Exercise:
The entries below should be output exactly as written.

Input rows:
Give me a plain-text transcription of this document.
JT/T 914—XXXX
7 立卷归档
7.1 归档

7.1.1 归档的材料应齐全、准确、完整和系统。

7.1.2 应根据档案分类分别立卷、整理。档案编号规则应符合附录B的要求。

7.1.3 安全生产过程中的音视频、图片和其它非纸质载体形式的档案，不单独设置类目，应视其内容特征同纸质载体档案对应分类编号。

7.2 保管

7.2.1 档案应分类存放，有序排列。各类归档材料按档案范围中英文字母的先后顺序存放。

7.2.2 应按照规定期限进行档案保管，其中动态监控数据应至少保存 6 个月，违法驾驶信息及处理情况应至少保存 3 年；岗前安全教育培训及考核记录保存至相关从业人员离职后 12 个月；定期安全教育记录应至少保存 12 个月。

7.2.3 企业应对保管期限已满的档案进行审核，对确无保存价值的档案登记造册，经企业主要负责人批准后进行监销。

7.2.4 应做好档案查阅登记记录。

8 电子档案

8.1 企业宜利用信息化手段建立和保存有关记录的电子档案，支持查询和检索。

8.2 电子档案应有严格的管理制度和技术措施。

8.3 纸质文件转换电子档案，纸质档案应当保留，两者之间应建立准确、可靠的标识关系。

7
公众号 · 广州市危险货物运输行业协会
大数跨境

Answer to this problem:
Give me a plain-text transcription of this document.
JT/T 914—XXXX
7 立卷归档
7.1 归档

7.1.1 归档的材料应齐全、准确、完整和系统。

7.1.2 应根据档案分类分别立卷、整理。档案编号规则应符合附录B的要求。

7.1.3 安全生产过程中的音视频、图片和其它非纸质载体形式的档案，不单独设置类目，应视其内容特征同纸质载体档案对应分类编号。

7.2 保管

7.2.1 档案应分类存放，有序排列。各类归档材料按档案范围中英文字母的先后顺序存放。

7.2.2 应按照规定期限进行档案保管，其中动态监控数据应至少保存 6 个月，违法驾驶信息及处理情况应至少保存 3 年；岗前安全教育培训及考核记录保存至相关从业人员离职后 12 个月；定期安全教育记录应至少保存 12 个月。

7.2.3 企业应对保管期限已满的档案进行审核，对确无保存价值的档案登记造册，经企业主要负责人批准后进行监销。

7.2.4 应做好档案查阅登记记录。

8 电子档案

8.1 企业宜利用信息化手段建立和保存有关记录的电子档案，支持查询和检索。

8.2 电子档案应有严格的管理制度和技术措施。

8.3 纸质文件转换电子档案，纸质档案应当保留，两者之间应建立准确、可靠的标识关系。

7
公众号 · 广州市危险货物运输行业协会
大数跨境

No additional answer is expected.